== TASK DESCRIPTION ==
Print the entries in full, word for word, but not the pictures.

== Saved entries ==
_ _ _ _
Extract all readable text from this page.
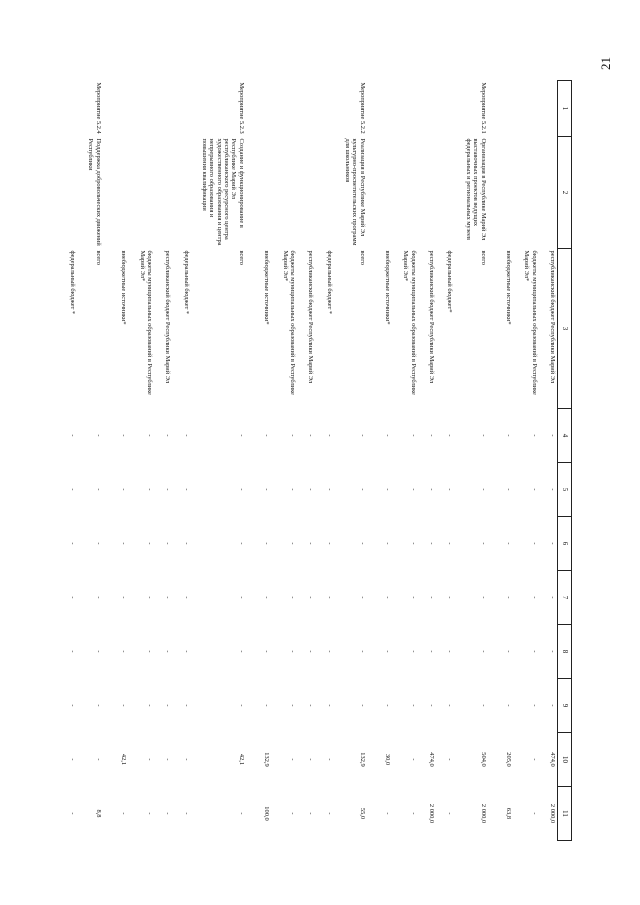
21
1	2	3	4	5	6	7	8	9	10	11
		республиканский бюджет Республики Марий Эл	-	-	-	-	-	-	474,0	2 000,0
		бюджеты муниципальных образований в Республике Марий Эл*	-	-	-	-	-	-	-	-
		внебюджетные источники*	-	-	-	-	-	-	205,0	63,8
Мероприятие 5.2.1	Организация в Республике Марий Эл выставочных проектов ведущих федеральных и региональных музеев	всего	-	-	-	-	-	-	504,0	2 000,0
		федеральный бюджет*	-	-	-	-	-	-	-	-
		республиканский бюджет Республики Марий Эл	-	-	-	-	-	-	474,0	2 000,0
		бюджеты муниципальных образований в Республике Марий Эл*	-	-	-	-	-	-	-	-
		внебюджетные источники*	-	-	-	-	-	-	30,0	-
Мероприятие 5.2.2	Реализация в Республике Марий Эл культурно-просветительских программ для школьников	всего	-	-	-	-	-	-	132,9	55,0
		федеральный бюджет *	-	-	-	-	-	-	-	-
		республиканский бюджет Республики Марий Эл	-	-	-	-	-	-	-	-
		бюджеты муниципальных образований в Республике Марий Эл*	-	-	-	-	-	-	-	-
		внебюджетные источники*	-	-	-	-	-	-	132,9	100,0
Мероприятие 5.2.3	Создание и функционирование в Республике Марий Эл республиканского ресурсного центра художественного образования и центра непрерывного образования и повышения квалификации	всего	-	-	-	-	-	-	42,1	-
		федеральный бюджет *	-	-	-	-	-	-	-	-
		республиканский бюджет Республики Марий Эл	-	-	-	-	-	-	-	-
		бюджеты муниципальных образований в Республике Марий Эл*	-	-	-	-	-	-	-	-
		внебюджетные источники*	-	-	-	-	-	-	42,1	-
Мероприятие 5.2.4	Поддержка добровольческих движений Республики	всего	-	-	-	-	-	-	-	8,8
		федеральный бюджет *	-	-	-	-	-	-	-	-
_ _ _ _
== THE RESULT ==
Extract all readable text from this page.
21
1	2	3	4	5	6	7	8	9	10	11
		республиканский бюджет Республики Марий Эл	-	-	-	-	-	-	474,0	2 000,0
		бюджеты муниципальных образований в Республике Марий Эл*	-	-	-	-	-	-	-	-
		внебюджетные источники*	-	-	-	-	-	-	205,0	63,8
Мероприятие 5.2.1	Организация в Республике Марий Эл выставочных проектов ведущих федеральных и региональных музеев	всего	-	-	-	-	-	-	504,0	2 000,0
		федеральный бюджет*	-	-	-	-	-	-	-	-
		республиканский бюджет Республики Марий Эл	-	-	-	-	-	-	474,0	2 000,0
		бюджеты муниципальных образований в Республике Марий Эл*	-	-	-	-	-	-	-	-
		внебюджетные источники*	-	-	-	-	-	-	30,0	-
Мероприятие 5.2.2	Реализация в Республике Марий Эл культурно-просветительских программ для школьников	всего	-	-	-	-	-	-	132,9	55,0
		федеральный бюджет *	-	-	-	-	-	-	-	-
		республиканский бюджет Республики Марий Эл	-	-	-	-	-	-	-	-
		бюджеты муниципальных образований в Республике Марий Эл*	-	-	-	-	-	-	-	-
		внебюджетные источники*	-	-	-	-	-	-	132,9	100,0
Мероприятие 5.2.3	Создание и функционирование в Республике Марий Эл республиканского ресурсного центра художественного образования и центра непрерывного образования и повышения квалификации	всего	-	-	-	-	-	-	42,1	-
		федеральный бюджет *	-	-	-	-	-	-	-	-
		республиканский бюджет Республики Марий Эл	-	-	-	-	-	-	-	-
		бюджеты муниципальных образований в Республике Марий Эл*	-	-	-	-	-	-	-	-
		внебюджетные источники*	-	-	-	-	-	-	42,1	-
Мероприятие 5.2.4	Поддержка добровольческих движений Республики	всего	-	-	-	-	-	-	-	8,8
		федеральный бюджет *	-	-	-	-	-	-	-	-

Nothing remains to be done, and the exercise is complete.